**DIRECTION:**
Can you write out all the lines word for word, with no pictures?

**SUPPLIED MATERIAL:**
•••
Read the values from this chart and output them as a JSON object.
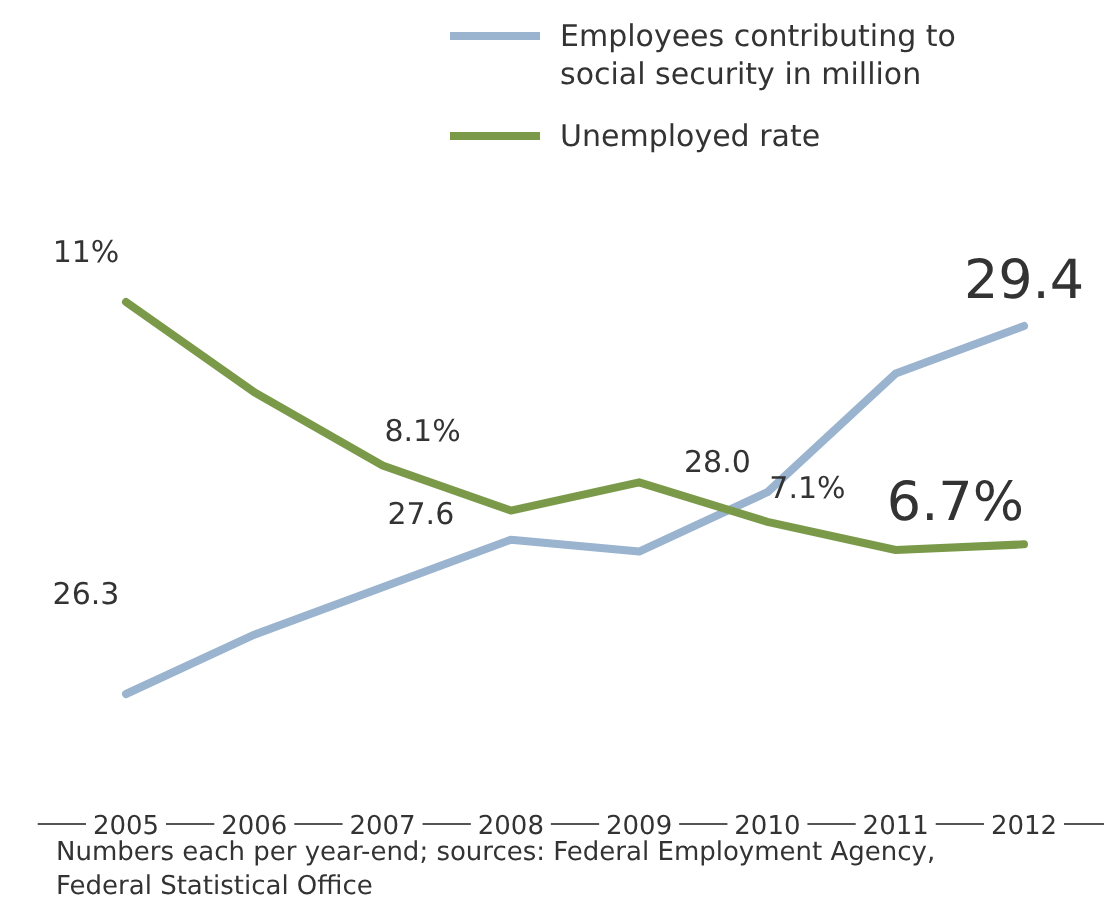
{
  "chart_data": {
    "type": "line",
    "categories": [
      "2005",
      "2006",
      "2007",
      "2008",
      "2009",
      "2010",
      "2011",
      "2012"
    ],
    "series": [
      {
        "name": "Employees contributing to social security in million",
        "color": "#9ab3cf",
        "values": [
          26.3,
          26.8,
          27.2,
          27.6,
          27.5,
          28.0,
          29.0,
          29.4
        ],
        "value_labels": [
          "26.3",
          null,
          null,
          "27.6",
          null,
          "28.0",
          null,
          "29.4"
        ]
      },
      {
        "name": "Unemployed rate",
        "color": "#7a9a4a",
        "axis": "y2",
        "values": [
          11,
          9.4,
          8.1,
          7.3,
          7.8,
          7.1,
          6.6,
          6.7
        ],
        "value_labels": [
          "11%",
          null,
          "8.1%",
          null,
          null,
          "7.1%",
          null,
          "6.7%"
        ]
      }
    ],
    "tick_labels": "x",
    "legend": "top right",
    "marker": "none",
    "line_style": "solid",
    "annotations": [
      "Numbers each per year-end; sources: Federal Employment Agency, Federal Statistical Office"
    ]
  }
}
•••
**ANSWER TO THIS EXERCISE:**
Read the values from this chart and output them as a JSON object.
{
  "chart_data": {
    "type": "line",
    "categories": [
      "2005",
      "2006",
      "2007",
      "2008",
      "2009",
      "2010",
      "2011",
      "2012"
    ],
    "series": [
      {
        "name": "Employees contributing to social security in million",
        "color": "#9ab3cf",
        "values": [
          26.3,
          26.8,
          27.2,
          27.6,
          27.5,
          28.0,
          29.0,
          29.4
        ],
        "value_labels": [
          "26.3",
          null,
          null,
          "27.6",
          null,
          "28.0",
          null,
          "29.4"
        ]
      },
      {
        "name": "Unemployed rate",
        "color": "#7a9a4a",
        "axis": "y2",
        "values": [
          11,
          9.4,
          8.1,
          7.3,
          7.8,
          7.1,
          6.6,
          6.7
        ],
        "value_labels": [
          "11%",
          null,
          "8.1%",
          null,
          null,
          "7.1%",
          null,
          "6.7%"
        ]
      }
    ],
    "tick_labels": "x",
    "legend": "top right",
    "marker": "none",
    "line_style": "solid",
    "annotations": [
      "Numbers each per year-end; sources: Federal Employment Agency, Federal Statistical Office"
    ]
  }
}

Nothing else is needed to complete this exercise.